>>

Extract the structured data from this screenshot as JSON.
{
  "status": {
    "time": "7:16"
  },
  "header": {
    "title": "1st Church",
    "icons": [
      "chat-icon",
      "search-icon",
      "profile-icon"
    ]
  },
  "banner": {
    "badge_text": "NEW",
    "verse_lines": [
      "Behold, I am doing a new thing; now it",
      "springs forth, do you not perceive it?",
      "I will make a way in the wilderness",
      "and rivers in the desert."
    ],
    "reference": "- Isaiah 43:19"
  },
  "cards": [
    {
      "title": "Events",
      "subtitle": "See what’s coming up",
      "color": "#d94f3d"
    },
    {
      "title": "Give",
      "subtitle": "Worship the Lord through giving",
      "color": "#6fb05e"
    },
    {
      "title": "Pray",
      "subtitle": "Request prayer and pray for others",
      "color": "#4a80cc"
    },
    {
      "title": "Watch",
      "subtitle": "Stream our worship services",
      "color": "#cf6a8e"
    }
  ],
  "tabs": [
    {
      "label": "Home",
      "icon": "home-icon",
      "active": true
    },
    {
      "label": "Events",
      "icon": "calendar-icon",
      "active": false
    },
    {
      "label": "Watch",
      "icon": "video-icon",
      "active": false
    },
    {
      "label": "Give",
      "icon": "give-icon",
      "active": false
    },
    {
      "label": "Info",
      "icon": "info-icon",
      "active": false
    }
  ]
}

<<

> **WORK REQUIRED**
Print every line of the records exactly. Omit nothing.

> **COMPLETE OUTPUT**
Extract the structured data from this screenshot as JSON.
{
  "status": {
    "time": "7:16"
  },
  "header": {
    "title": "1st Church",
    "icons": [
      "chat-icon",
      "search-icon",
      "profile-icon"
    ]
  },
  "banner": {
    "badge_text": "NEW",
    "verse_lines": [
      "Behold, I am doing a new thing; now it",
      "springs forth, do you not perceive it?",
      "I will make a way in the wilderness",
      "and rivers in the desert."
    ],
    "reference": "- Isaiah 43:19"
  },
  "cards": [
    {
      "title": "Events",
      "subtitle": "See what’s coming up",
      "color": "#d94f3d"
    },
    {
      "title": "Give",
      "subtitle": "Worship the Lord through giving",
      "color": "#6fb05e"
    },
    {
      "title": "Pray",
      "subtitle": "Request prayer and pray for others",
      "color": "#4a80cc"
    },
    {
      "title": "Watch",
      "subtitle": "Stream our worship services",
      "color": "#cf6a8e"
    }
  ],
  "tabs": [
    {
      "label": "Home",
      "icon": "home-icon",
      "active": true
    },
    {
      "label": "Events",
      "icon": "calendar-icon",
      "active": false
    },
    {
      "label": "Watch",
      "icon": "video-icon",
      "active": false
    },
    {
      "label": "Give",
      "icon": "give-icon",
      "active": false
    },
    {
      "label": "Info",
      "icon": "info-icon",
      "active": false
    }
  ]
}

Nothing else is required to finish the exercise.